*INSTRUCTIONS FOR THE TASK*:
Treat the line containing "What text is on this page?" as the first line and the final line of the material below as the last; reproduce that range exactly.

▬▬▬▬▬▬

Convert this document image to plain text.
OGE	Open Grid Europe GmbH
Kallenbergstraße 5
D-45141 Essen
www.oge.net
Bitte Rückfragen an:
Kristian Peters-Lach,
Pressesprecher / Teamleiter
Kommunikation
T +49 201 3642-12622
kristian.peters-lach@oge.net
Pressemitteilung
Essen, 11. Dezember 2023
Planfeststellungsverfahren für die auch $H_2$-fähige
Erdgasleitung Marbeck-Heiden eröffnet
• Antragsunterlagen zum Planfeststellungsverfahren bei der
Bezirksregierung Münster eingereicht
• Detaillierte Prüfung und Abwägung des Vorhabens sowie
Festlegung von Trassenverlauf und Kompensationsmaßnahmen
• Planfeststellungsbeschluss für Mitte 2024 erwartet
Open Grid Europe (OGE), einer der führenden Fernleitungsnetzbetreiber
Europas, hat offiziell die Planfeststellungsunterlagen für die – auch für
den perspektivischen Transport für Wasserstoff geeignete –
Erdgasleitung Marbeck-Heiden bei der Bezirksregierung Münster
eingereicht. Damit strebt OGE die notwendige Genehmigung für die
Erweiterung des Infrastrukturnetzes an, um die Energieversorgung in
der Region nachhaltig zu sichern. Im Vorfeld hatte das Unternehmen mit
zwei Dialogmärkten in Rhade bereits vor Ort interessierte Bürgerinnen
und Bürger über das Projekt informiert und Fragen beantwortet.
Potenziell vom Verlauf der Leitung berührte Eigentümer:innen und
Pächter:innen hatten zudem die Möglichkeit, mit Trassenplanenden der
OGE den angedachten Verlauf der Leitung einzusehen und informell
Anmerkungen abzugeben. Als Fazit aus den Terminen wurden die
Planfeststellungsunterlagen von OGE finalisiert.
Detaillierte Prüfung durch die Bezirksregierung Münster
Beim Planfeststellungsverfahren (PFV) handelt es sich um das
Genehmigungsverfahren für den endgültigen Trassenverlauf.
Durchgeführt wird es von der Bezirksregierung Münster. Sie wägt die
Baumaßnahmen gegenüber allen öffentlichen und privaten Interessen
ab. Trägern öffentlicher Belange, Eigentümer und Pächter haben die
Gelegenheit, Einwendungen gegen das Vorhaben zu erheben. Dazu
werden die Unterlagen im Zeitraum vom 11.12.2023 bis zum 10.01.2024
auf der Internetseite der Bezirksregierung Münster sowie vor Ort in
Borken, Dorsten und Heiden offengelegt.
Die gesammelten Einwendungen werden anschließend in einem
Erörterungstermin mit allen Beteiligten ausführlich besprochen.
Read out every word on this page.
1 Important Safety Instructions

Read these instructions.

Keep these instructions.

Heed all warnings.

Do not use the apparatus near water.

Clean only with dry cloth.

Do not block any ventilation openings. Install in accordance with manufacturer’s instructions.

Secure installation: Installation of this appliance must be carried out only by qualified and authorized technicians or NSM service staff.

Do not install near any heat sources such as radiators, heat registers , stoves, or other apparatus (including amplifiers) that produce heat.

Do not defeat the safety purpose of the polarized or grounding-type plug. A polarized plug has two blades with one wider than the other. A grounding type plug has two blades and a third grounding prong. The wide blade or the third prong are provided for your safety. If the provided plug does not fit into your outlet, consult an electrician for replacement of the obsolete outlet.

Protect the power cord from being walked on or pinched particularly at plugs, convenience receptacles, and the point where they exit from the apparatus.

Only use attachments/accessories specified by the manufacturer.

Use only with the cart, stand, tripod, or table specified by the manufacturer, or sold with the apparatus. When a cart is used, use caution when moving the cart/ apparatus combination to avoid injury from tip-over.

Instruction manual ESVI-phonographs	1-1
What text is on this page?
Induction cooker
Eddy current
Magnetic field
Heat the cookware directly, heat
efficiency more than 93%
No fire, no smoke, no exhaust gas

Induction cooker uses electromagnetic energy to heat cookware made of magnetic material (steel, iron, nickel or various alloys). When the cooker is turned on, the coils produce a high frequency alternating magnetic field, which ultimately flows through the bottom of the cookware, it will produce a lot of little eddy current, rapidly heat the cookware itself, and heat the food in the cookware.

▬▬▬▬▬▬

*PROBLEM SOLUTION*:
What text is on this page?
Induction cooker
Eddy current
Magnetic field
Heat the cookware directly, heat
efficiency more than 93%
No fire, no smoke, no exhaust gas

Induction cooker uses electromagnetic energy to heat cookware made of magnetic material (steel, iron, nickel or various alloys). When the cooker is turned on, the coils produce a high frequency alternating magnetic field, which ultimately flows through the bottom of the cookware, it will produce a lot of little eddy current, rapidly heat the cookware itself, and heat the food in the cookware.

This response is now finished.